Skip the pictures. Transcribe the rest of the data below without changing a word.

=== SUPPLIED ENTRIES ===

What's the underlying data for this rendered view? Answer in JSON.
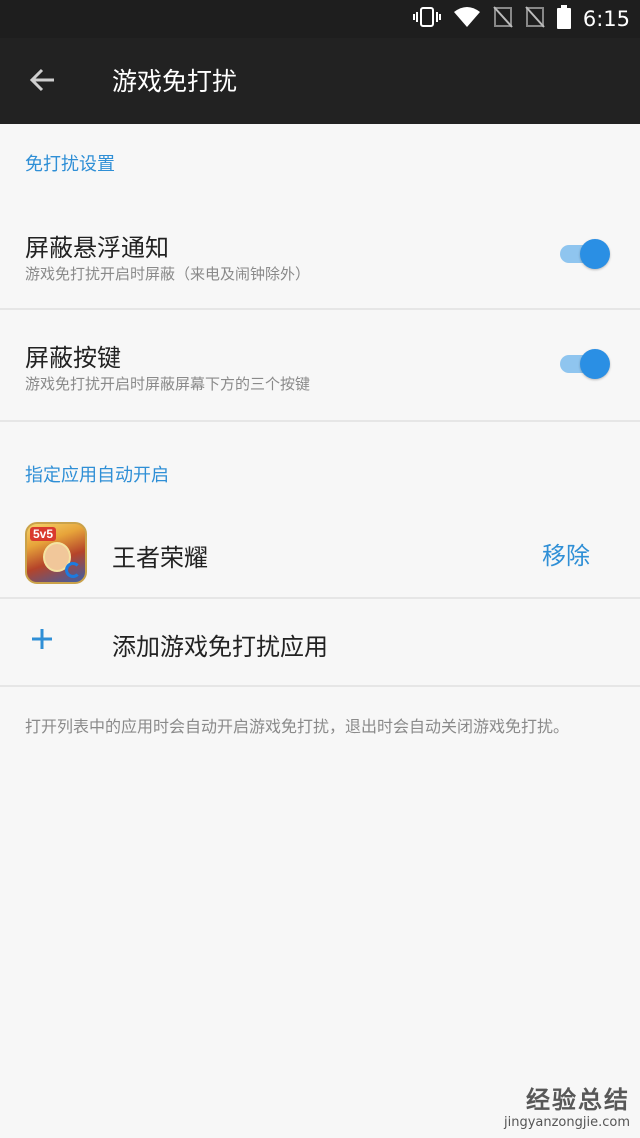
{
  "status_bar": {
    "time": "6:15",
    "icons": [
      "vibrate-icon",
      "wifi-icon",
      "no-sim-icon",
      "no-sim-icon",
      "battery-icon"
    ]
  },
  "app_bar": {
    "title": "游戏免打扰",
    "back_icon": "arrow-left-icon"
  },
  "section_settings": {
    "header": "免打扰设置",
    "items": [
      {
        "title": "屏蔽悬浮通知",
        "subtitle": "游戏免打扰开启时屏蔽（来电及闹钟除外）",
        "enabled": true
      },
      {
        "title": "屏蔽按键",
        "subtitle": "游戏免打扰开启时屏蔽屏幕下方的三个按键",
        "enabled": true
      }
    ]
  },
  "section_apps": {
    "header": "指定应用自动开启",
    "apps": [
      {
        "name": "王者荣耀",
        "icon_badge": "5v5",
        "remove_label": "移除"
      }
    ],
    "add_label": "添加游戏免打扰应用",
    "add_icon": "plus-icon",
    "footnote": "打开列表中的应用时会自动开启游戏免打扰，退出时会自动关闭游戏免打扰。"
  },
  "watermark": {
    "main": "经验总结",
    "url": "jingyanzongjie.com"
  },
  "colors": {
    "accent": "#2f8fd6",
    "toggle_thumb": "#2a8fe4",
    "toggle_track": "#8fc5ef",
    "app_bar": "#222222",
    "background": "#f7f7f7"
  }
}
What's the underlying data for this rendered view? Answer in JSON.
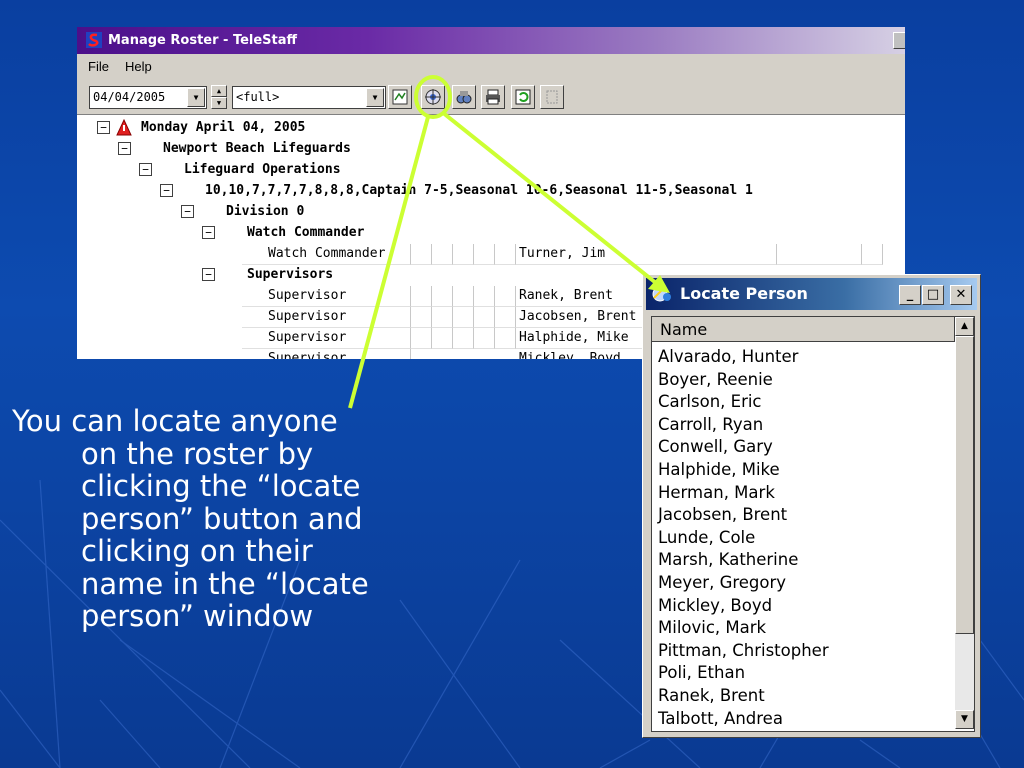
{
  "roster_window": {
    "title": "Manage Roster - TeleStaff",
    "menu": [
      "File",
      "Help"
    ],
    "toolbar": {
      "date": "04/04/2005",
      "view": "<full>"
    },
    "tree": {
      "date_heading": "Monday April 04, 2005",
      "agency": "Newport Beach Lifeguards",
      "operations": "Lifeguard Operations",
      "shift_codes": "10,10,7,7,7,7,8,8,8,Captain 7-5,Seasonal 10-6,Seasonal 11-5,Seasonal 1",
      "division": "Division 0",
      "group_watch": "Watch Commander",
      "group_supervisors": "Supervisors",
      "rows": [
        {
          "position": "Watch Commander",
          "name": "Turner, Jim"
        },
        {
          "position": "Supervisor",
          "name": "Ranek, Brent"
        },
        {
          "position": "Supervisor",
          "name": "Jacobsen, Brent"
        },
        {
          "position": "Supervisor",
          "name": "Halphide, Mike"
        },
        {
          "position": "Supervisor",
          "name": "Mickley, Boyd"
        }
      ]
    }
  },
  "locate_window": {
    "title": "Locate Person",
    "column_header": "Name",
    "names": [
      "Alvarado, Hunter",
      "Boyer, Reenie",
      "Carlson, Eric",
      "Carroll, Ryan",
      "Conwell, Gary",
      "Halphide, Mike",
      "Herman, Mark",
      "Jacobsen, Brent",
      "Lunde, Cole",
      "Marsh, Katherine",
      "Meyer, Gregory",
      "Mickley, Boyd",
      "Milovic, Mark",
      "Pittman, Christopher",
      "Poli, Ethan",
      "Ranek, Brent",
      "Talbott, Andrea"
    ]
  },
  "caption": {
    "line1": "You can locate anyone",
    "line2": "on the roster by",
    "line3": "clicking the “locate",
    "line4": "person” button and",
    "line5": "clicking on their",
    "line6": "name in the “locate",
    "line7": "person” window"
  },
  "colors": {
    "background": "#0d4bb0",
    "highlight": "#ccff33",
    "roster_title": "#4b0f8a",
    "locate_title": "#0a246a"
  }
}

===

## RESULT OF THIS EXERCISE
What's the underlying data for this rendered view? Answer in JSON.
{
  "status_bar": {
    "time": "6:15",
    "icons": [
      "vibrate-icon",
      "wifi-icon",
      "no-sim-icon",
      "no-sim-icon",
      "battery-icon"
    ]
  },
  "app_bar": {
    "title": "游戏免打扰",
    "back_icon": "arrow-left-icon"
  },
  "section_settings": {
    "header": "免打扰设置",
    "items": [
      {
        "title": "屏蔽悬浮通知",
        "subtitle": "游戏免打扰开启时屏蔽（来电及闹钟除外）",
        "enabled": true
      },
      {
        "title": "屏蔽按键",
        "subtitle": "游戏免打扰开启时屏蔽屏幕下方的三个按键",
        "enabled": true
      }
    ]
  },
  "section_apps": {
    "header": "指定应用自动开启",
    "apps": [
      {
        "name": "王者荣耀",
        "icon_badge": "5v5",
        "remove_label": "移除"
      }
    ],
    "add_label": "添加游戏免打扰应用",
    "add_icon": "plus-icon",
    "footnote": "打开列表中的应用时会自动开启游戏免打扰，退出时会自动关闭游戏免打扰。"
  },
  "watermark": {
    "main": "经验总结",
    "url": "jingyanzongjie.com"
  },
  "colors": {
    "accent": "#2f8fd6",
    "toggle_thumb": "#2a8fe4",
    "toggle_track": "#8fc5ef",
    "app_bar": "#222222",
    "background": "#f7f7f7"
  }
}
What's the underlying data for this rendered view? Answer in JSON.
{
  "roster_window": {
    "title": "Manage Roster - TeleStaff",
    "menu": [
      "File",
      "Help"
    ],
    "toolbar": {
      "date": "04/04/2005",
      "view": "<full>"
    },
    "tree": {
      "date_heading": "Monday April 04, 2005",
      "agency": "Newport Beach Lifeguards",
      "operations": "Lifeguard Operations",
      "shift_codes": "10,10,7,7,7,7,8,8,8,Captain 7-5,Seasonal 10-6,Seasonal 11-5,Seasonal 1",
      "division": "Division 0",
      "group_watch": "Watch Commander",
      "group_supervisors": "Supervisors",
      "rows": [
        {
          "position": "Watch Commander",
          "name": "Turner, Jim"
        },
        {
          "position": "Supervisor",
          "name": "Ranek, Brent"
        },
        {
          "position": "Supervisor",
          "name": "Jacobsen, Brent"
        },
        {
          "position": "Supervisor",
          "name": "Halphide, Mike"
        },
        {
          "position": "Supervisor",
          "name": "Mickley, Boyd"
        }
      ]
    }
  },
  "locate_window": {
    "title": "Locate Person",
    "column_header": "Name",
    "names": [
      "Alvarado, Hunter",
      "Boyer, Reenie",
      "Carlson, Eric",
      "Carroll, Ryan",
      "Conwell, Gary",
      "Halphide, Mike",
      "Herman, Mark",
      "Jacobsen, Brent",
      "Lunde, Cole",
      "Marsh, Katherine",
      "Meyer, Gregory",
      "Mickley, Boyd",
      "Milovic, Mark",
      "Pittman, Christopher",
      "Poli, Ethan",
      "Ranek, Brent",
      "Talbott, Andrea"
    ]
  },
  "caption": {
    "line1": "You can locate anyone",
    "line2": "on the roster by",
    "line3": "clicking the “locate",
    "line4": "person” button and",
    "line5": "clicking on their",
    "line6": "name in the “locate",
    "line7": "person” window"
  },
  "colors": {
    "background": "#0d4bb0",
    "highlight": "#ccff33",
    "roster_title": "#4b0f8a",
    "locate_title": "#0a246a"
  }
}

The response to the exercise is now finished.